--- start Given entries ---
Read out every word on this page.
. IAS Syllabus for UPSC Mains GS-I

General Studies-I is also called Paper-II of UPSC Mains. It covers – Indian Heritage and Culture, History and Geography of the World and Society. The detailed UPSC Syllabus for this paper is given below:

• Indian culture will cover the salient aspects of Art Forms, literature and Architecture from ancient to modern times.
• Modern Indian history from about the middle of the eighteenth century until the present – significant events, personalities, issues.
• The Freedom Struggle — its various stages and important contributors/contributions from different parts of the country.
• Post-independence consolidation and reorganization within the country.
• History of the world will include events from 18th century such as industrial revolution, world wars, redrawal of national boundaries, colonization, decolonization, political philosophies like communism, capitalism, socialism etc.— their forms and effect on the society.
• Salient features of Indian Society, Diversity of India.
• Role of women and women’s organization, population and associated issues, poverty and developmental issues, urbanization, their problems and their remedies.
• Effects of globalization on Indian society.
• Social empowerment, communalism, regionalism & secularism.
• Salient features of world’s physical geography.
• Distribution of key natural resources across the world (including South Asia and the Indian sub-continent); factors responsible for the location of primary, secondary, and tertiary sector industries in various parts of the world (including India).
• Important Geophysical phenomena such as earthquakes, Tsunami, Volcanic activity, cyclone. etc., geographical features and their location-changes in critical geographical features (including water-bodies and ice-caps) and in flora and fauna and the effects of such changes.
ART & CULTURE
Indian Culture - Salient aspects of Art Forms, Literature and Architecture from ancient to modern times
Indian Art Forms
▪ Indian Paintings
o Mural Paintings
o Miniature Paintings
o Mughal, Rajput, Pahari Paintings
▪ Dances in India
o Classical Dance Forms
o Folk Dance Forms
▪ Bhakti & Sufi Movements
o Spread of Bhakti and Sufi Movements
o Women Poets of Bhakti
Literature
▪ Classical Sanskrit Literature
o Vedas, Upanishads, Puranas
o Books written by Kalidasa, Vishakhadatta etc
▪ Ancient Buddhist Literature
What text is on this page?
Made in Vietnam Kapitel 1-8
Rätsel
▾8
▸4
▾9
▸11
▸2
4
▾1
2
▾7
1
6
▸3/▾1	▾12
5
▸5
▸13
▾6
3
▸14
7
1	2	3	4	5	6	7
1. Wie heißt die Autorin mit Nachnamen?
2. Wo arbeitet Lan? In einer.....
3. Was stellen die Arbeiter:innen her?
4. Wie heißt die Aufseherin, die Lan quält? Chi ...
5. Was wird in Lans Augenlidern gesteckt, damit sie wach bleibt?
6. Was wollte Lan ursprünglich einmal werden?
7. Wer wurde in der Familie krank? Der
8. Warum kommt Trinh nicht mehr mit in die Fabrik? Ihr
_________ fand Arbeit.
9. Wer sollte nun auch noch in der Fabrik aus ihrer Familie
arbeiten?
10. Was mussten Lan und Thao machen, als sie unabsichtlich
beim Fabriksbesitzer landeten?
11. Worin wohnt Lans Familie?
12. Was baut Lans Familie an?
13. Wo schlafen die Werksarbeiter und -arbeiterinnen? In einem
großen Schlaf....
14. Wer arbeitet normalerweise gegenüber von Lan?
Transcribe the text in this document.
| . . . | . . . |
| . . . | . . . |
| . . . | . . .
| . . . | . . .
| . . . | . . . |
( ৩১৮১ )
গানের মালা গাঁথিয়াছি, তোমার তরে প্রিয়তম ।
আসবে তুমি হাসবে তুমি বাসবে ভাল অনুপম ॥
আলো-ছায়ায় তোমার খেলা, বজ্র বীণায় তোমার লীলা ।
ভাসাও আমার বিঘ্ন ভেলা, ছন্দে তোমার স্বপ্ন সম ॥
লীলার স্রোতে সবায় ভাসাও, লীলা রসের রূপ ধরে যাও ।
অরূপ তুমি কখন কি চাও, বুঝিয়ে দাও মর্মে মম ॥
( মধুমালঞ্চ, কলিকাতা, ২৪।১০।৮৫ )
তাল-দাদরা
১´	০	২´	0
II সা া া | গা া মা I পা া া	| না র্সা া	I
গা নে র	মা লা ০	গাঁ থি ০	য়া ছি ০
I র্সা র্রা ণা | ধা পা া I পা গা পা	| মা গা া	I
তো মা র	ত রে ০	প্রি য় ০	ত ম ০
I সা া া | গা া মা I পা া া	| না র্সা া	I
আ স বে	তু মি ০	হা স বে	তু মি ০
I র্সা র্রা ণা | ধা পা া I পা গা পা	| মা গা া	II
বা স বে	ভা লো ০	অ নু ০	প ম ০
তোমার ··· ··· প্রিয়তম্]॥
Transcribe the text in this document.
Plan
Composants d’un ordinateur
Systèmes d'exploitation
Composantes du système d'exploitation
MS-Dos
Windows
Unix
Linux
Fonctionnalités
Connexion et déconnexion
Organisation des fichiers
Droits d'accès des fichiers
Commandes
--- end Given entries ---
[Exercise prompt] Using the listing above, retype each line exactly.

[Expected answer]
Read out every word on this page.
. IAS Syllabus for UPSC Mains GS-I

General Studies-I is also called Paper-II of UPSC Mains. It covers – Indian Heritage and Culture, History and Geography of the World and Society. The detailed UPSC Syllabus for this paper is given below:

• Indian culture will cover the salient aspects of Art Forms, literature and Architecture from ancient to modern times.
• Modern Indian history from about the middle of the eighteenth century until the present – significant events, personalities, issues.
• The Freedom Struggle — its various stages and important contributors/contributions from different parts of the country.
• Post-independence consolidation and reorganization within the country.
• History of the world will include events from 18th century such as industrial revolution, world wars, redrawal of national boundaries, colonization, decolonization, political philosophies like communism, capitalism, socialism etc.— their forms and effect on the society.
• Salient features of Indian Society, Diversity of India.
• Role of women and women’s organization, population and associated issues, poverty and developmental issues, urbanization, their problems and their remedies.
• Effects of globalization on Indian society.
• Social empowerment, communalism, regionalism & secularism.
• Salient features of world’s physical geography.
• Distribution of key natural resources across the world (including South Asia and the Indian sub-continent); factors responsible for the location of primary, secondary, and tertiary sector industries in various parts of the world (including India).
• Important Geophysical phenomena such as earthquakes, Tsunami, Volcanic activity, cyclone. etc., geographical features and their location-changes in critical geographical features (including water-bodies and ice-caps) and in flora and fauna and the effects of such changes.
ART & CULTURE
Indian Culture - Salient aspects of Art Forms, Literature and Architecture from ancient to modern times
Indian Art Forms
▪ Indian Paintings
o Mural Paintings
o Miniature Paintings
o Mughal, Rajput, Pahari Paintings
▪ Dances in India
o Classical Dance Forms
o Folk Dance Forms
▪ Bhakti & Sufi Movements
o Spread of Bhakti and Sufi Movements
o Women Poets of Bhakti
Literature
▪ Classical Sanskrit Literature
o Vedas, Upanishads, Puranas
o Books written by Kalidasa, Vishakhadatta etc
▪ Ancient Buddhist Literature
What text is on this page?
Made in Vietnam Kapitel 1-8
Rätsel
▾8
▸4
▾9
▸11
▸2
4
▾1
2
▾7
1
6
▸3/▾1	▾12
5
▸5
▸13
▾6
3
▸14
7
1	2	3	4	5	6	7
1. Wie heißt die Autorin mit Nachnamen?
2. Wo arbeitet Lan? In einer.....
3. Was stellen die Arbeiter:innen her?
4. Wie heißt die Aufseherin, die Lan quält? Chi ...
5. Was wird in Lans Augenlidern gesteckt, damit sie wach bleibt?
6. Was wollte Lan ursprünglich einmal werden?
7. Wer wurde in der Familie krank? Der
8. Warum kommt Trinh nicht mehr mit in die Fabrik? Ihr
_________ fand Arbeit.
9. Wer sollte nun auch noch in der Fabrik aus ihrer Familie
arbeiten?
10. Was mussten Lan und Thao machen, als sie unabsichtlich
beim Fabriksbesitzer landeten?
11. Worin wohnt Lans Familie?
12. Was baut Lans Familie an?
13. Wo schlafen die Werksarbeiter und -arbeiterinnen? In einem
großen Schlaf....
14. Wer arbeitet normalerweise gegenüber von Lan?
Transcribe the text in this document.
| . . . | . . . |
| . . . | . . . |
| . . . | . . .
| . . . | . . .
| . . . | . . . |
( ৩১৮১ )
গানের মালা গাঁথিয়াছি, তোমার তরে প্রিয়তম ।
আসবে তুমি হাসবে তুমি বাসবে ভাল অনুপম ॥
আলো-ছায়ায় তোমার খেলা, বজ্র বীণায় তোমার লীলা ।
ভাসাও আমার বিঘ্ন ভেলা, ছন্দে তোমার স্বপ্ন সম ॥
লীলার স্রোতে সবায় ভাসাও, লীলা রসের রূপ ধরে যাও ।
অরূপ তুমি কখন কি চাও, বুঝিয়ে দাও মর্মে মম ॥
( মধুমালঞ্চ, কলিকাতা, ২৪।১০।৮৫ )
তাল-দাদরা
১´	০	২´	0
II সা া া | গা া মা I পা া া	| না র্সা া	I
গা নে র	মা লা ০	গাঁ থি ০	য়া ছি ০
I র্সা র্রা ণা | ধা পা া I পা গা পা	| মা গা া	I
তো মা র	ত রে ০	প্রি য় ০	ত ম ০
I সা া া | গা া মা I পা া া	| না র্সা া	I
আ স বে	তু মি ০	হা স বে	তু মি ০
I র্সা র্রা ণা | ধা পা া I পা গা পা	| মা গা া	II
বা স বে	ভা লো ০	অ নু ০	প ম ০
তোমার ··· ··· প্রিয়তম্]॥
Transcribe the text in this document.
Plan
Composants d’un ordinateur
Systèmes d'exploitation
Composantes du système d'exploitation
MS-Dos
Windows
Unix
Linux
Fonctionnalités
Connexion et déconnexion
Organisation des fichiers
Droits d'accès des fichiers
Commandes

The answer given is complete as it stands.